[START OF Input]

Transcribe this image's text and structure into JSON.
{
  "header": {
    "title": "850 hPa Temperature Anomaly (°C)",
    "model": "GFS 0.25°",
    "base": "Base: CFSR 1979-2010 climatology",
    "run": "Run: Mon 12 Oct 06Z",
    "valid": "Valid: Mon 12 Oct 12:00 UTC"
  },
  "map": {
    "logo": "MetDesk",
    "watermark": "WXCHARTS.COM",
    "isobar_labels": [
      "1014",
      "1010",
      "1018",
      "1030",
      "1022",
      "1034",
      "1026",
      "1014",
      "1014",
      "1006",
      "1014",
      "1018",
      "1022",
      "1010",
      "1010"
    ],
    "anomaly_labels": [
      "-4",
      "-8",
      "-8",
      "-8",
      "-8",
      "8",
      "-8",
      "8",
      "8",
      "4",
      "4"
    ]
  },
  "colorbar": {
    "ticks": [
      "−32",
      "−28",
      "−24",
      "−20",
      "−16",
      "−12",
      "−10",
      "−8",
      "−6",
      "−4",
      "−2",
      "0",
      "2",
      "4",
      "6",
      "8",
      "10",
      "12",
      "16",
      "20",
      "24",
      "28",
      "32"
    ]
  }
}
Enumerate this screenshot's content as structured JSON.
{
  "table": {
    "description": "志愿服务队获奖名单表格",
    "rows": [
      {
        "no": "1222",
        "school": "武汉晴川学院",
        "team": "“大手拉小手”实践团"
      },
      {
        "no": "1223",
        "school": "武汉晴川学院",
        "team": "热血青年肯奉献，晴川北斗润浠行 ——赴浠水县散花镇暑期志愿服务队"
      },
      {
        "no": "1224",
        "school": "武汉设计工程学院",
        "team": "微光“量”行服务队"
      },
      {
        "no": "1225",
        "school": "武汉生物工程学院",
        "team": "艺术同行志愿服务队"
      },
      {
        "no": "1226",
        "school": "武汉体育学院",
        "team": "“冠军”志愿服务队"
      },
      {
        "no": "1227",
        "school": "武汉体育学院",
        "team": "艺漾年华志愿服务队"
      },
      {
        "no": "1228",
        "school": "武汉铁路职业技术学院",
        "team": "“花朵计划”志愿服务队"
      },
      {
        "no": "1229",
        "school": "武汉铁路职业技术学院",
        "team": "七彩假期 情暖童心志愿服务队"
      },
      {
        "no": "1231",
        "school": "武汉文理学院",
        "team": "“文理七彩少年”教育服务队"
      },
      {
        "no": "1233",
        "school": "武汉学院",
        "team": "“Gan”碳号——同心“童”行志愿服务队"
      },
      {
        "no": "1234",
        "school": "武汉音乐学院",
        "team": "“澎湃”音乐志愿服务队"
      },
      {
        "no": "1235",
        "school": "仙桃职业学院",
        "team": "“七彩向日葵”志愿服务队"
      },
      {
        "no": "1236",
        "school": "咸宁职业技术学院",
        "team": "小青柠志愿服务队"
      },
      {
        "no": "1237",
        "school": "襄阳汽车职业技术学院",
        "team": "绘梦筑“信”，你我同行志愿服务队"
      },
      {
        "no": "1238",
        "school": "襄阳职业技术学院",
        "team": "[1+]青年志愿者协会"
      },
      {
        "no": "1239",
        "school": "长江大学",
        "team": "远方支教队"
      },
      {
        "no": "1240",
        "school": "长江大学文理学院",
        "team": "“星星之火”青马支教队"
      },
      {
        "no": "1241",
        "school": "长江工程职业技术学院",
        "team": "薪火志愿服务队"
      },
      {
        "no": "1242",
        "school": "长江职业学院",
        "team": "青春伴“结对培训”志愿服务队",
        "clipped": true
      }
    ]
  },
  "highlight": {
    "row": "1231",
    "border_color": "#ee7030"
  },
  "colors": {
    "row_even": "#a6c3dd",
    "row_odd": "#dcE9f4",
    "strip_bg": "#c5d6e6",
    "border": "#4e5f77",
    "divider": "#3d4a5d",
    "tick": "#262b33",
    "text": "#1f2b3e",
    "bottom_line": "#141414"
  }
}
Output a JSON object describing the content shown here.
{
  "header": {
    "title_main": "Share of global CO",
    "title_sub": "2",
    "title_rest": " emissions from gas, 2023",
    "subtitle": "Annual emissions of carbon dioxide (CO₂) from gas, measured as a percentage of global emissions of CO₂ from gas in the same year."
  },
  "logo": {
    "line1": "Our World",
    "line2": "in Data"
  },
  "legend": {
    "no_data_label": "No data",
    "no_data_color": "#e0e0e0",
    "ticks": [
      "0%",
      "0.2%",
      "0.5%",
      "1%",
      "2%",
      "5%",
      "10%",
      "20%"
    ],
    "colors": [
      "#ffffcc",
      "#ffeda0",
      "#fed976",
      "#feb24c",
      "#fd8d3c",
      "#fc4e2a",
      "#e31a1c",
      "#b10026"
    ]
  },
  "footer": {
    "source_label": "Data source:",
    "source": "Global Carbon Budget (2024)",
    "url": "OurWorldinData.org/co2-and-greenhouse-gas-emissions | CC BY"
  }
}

[END OF Input]

Given request:
Extract all lines from the data in which "this" is found.

Answer to the exercise:
Transcribe this image's text and structure into JSON.
Enumerate this screenshot's content as structured JSON.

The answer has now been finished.